**Written problem**
Exactly as written, print each record in the listing.

Extracts from a graphics dataset
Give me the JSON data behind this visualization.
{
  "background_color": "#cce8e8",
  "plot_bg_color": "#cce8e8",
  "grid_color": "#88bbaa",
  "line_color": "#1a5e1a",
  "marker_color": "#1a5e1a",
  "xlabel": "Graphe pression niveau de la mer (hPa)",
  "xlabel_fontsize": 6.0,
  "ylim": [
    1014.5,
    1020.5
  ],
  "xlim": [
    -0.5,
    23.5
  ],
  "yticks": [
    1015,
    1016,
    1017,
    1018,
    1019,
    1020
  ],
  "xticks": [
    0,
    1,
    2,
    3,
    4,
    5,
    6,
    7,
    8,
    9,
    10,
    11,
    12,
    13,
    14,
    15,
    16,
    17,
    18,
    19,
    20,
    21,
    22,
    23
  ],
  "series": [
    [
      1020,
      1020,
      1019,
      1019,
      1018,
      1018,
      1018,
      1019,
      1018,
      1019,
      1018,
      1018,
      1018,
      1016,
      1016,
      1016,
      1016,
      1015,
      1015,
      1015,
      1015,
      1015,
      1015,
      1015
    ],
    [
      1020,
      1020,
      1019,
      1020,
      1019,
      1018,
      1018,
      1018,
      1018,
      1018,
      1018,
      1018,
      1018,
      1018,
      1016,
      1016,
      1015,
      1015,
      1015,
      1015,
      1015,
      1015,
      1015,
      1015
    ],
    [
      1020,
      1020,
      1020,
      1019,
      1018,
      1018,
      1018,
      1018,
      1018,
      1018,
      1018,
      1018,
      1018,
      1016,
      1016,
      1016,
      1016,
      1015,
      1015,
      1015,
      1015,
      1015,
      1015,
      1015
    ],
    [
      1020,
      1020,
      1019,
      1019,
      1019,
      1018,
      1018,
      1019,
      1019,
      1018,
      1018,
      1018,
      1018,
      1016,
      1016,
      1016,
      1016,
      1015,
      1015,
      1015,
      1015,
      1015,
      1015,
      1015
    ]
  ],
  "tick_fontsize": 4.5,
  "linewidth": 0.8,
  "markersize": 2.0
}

**Solved exercise**
Give me the JSON data behind this visualization.
{
  "background_color": "#cce8e8",
  "plot_bg_color": "#cce8e8",
  "grid_color": "#88bbaa",
  "line_color": "#1a5e1a",
  "marker_color": "#1a5e1a",
  "xlabel": "Graphe pression niveau de la mer (hPa)",
  "xlabel_fontsize": 6.0,
  "ylim": [
    1014.5,
    1020.5
  ],
  "xlim": [
    -0.5,
    23.5
  ],
  "yticks": [
    1015,
    1016,
    1017,
    1018,
    1019,
    1020
  ],
  "xticks": [
    0,
    1,
    2,
    3,
    4,
    5,
    6,
    7,
    8,
    9,
    10,
    11,
    12,
    13,
    14,
    15,
    16,
    17,
    18,
    19,
    20,
    21,
    22,
    23
  ],
  "series": [
    [
      1020,
      1020,
      1019,
      1019,
      1018,
      1018,
      1018,
      1019,
      1018,
      1019,
      1018,
      1018,
      1018,
      1016,
      1016,
      1016,
      1016,
      1015,
      1015,
      1015,
      1015,
      1015,
      1015,
      1015
    ],
    [
      1020,
      1020,
      1019,
      1020,
      1019,
      1018,
      1018,
      1018,
      1018,
      1018,
      1018,
      1018,
      1018,
      1018,
      1016,
      1016,
      1015,
      1015,
      1015,
      1015,
      1015,
      1015,
      1015,
      1015
    ],
    [
      1020,
      1020,
      1020,
      1019,
      1018,
      1018,
      1018,
      1018,
      1018,
      1018,
      1018,
      1018,
      1018,
      1016,
      1016,
      1016,
      1016,
      1015,
      1015,
      1015,
      1015,
      1015,
      1015,
      1015
    ],
    [
      1020,
      1020,
      1019,
      1019,
      1019,
      1018,
      1018,
      1019,
      1019,
      1018,
      1018,
      1018,
      1018,
      1016,
      1016,
      1016,
      1016,
      1015,
      1015,
      1015,
      1015,
      1015,
      1015,
      1015
    ]
  ],
  "tick_fontsize": 4.5,
  "linewidth": 0.8,
  "markersize": 2.0
}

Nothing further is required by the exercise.